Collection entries

----

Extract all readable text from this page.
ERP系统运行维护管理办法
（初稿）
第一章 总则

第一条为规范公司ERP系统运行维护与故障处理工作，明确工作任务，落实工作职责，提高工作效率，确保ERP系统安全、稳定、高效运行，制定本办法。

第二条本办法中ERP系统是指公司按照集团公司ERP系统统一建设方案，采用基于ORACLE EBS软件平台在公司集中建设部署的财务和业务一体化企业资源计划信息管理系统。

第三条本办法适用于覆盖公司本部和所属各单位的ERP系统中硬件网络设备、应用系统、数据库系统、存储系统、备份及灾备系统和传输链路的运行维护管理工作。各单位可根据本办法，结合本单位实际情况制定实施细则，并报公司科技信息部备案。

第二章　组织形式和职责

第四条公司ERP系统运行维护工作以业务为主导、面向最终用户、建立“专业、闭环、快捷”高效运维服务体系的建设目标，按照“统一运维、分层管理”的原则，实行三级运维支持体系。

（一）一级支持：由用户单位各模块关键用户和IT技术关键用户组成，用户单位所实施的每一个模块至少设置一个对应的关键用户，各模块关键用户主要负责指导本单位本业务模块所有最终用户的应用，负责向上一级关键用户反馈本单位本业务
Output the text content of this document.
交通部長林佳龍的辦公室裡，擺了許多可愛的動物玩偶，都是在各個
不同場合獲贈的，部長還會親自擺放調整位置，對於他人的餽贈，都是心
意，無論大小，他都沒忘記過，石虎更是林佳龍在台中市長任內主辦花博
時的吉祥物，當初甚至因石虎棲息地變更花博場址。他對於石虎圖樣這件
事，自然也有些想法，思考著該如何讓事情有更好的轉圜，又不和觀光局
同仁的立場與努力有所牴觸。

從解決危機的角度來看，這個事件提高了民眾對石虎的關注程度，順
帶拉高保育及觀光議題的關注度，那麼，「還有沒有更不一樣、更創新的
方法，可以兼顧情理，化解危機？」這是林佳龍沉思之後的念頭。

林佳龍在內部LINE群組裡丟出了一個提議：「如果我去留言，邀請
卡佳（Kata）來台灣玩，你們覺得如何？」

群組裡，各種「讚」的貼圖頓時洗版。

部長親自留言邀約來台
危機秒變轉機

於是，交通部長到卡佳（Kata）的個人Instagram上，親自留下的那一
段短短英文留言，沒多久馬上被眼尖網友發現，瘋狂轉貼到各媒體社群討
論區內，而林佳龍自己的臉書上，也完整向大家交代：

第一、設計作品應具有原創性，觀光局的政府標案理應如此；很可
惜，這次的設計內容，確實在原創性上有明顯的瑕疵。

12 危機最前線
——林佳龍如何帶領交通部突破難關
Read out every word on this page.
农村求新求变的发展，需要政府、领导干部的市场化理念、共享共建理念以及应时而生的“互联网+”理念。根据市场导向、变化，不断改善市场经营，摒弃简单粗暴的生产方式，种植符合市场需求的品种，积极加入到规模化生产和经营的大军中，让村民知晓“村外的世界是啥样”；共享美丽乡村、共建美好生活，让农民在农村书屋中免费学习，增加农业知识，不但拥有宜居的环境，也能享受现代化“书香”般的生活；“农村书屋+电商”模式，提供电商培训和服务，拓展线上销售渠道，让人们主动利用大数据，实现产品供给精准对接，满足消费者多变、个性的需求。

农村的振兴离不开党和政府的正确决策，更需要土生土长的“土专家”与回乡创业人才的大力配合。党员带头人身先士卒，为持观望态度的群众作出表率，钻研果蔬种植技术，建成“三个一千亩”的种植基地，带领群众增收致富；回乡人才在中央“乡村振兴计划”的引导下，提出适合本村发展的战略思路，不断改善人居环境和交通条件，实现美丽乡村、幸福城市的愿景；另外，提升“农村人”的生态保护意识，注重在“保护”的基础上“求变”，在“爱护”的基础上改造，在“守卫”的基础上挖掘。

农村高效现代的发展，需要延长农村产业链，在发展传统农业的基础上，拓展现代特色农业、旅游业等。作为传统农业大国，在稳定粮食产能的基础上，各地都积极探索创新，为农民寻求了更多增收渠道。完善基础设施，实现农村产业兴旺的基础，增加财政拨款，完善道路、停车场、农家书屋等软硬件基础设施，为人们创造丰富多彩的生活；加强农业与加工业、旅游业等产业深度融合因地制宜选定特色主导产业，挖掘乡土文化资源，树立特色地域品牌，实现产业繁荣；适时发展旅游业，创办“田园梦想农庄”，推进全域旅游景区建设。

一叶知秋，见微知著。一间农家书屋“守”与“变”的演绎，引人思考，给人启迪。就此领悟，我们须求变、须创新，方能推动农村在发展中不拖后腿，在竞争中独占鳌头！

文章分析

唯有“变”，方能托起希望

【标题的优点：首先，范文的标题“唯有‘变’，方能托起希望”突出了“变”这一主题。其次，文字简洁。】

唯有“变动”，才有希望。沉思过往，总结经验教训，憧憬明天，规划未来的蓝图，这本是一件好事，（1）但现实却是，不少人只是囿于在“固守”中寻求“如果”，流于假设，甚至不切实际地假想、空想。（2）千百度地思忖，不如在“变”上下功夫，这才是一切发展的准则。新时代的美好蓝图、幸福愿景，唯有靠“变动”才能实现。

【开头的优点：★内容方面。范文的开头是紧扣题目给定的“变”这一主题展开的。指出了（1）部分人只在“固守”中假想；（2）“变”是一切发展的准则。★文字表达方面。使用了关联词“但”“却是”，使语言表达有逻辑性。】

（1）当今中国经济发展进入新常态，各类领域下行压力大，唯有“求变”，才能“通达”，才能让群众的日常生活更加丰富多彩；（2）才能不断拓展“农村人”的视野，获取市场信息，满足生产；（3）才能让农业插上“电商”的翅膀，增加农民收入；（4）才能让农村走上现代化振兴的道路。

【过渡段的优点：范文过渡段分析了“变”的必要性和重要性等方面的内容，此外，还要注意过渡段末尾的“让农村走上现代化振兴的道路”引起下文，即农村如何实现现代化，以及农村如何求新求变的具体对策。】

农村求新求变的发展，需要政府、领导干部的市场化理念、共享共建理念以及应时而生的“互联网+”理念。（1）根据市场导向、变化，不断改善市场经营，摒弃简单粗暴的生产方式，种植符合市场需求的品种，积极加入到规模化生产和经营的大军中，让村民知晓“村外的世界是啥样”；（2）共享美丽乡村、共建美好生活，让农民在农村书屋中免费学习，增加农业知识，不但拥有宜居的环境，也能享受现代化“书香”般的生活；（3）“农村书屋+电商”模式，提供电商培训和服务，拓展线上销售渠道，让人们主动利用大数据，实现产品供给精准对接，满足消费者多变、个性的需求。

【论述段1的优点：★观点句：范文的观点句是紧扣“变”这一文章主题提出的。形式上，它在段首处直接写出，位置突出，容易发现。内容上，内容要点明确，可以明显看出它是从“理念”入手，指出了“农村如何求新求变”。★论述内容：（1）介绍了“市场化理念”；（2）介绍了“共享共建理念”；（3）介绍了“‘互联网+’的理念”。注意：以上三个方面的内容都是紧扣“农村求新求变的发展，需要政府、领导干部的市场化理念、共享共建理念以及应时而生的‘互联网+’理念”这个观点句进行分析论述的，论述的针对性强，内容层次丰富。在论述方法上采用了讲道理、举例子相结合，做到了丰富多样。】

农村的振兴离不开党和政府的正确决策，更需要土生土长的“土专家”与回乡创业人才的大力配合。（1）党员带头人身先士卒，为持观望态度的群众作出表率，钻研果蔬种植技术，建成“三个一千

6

----

§ **Exercise objective**
Of the lines above, how many contain the word "text"? Provide the number and nothing else.

§ **Reply**
2